**Your goal**
Copy out all the records exactly.

**Items**
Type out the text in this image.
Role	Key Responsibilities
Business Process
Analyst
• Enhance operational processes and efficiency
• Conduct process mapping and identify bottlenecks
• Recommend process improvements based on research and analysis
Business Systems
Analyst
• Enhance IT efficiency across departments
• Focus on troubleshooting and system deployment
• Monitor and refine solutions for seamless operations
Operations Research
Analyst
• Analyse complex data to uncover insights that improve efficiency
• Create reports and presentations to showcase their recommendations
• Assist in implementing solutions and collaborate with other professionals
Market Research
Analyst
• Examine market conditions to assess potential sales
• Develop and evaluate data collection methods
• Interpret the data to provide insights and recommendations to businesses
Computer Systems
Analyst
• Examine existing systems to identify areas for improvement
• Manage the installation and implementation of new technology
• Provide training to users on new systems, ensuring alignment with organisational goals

**Written answer**
Type out the text in this image.
Role	Key Responsibilities
Business Process
Analyst
• Enhance operational processes and efficiency
• Conduct process mapping and identify bottlenecks
• Recommend process improvements based on research and analysis
Business Systems
Analyst
• Enhance IT efficiency across departments
• Focus on troubleshooting and system deployment
• Monitor and refine solutions for seamless operations
Operations Research
Analyst
• Analyse complex data to uncover insights that improve efficiency
• Create reports and presentations to showcase their recommendations
• Assist in implementing solutions and collaborate with other professionals
Market Research
Analyst
• Examine market conditions to assess potential sales
• Develop and evaluate data collection methods
• Interpret the data to provide insights and recommendations to businesses
Computer Systems
Analyst
• Examine existing systems to identify areas for improvement
• Manage the installation and implementation of new technology
• Provide training to users on new systems, ensuring alignment with organisational goals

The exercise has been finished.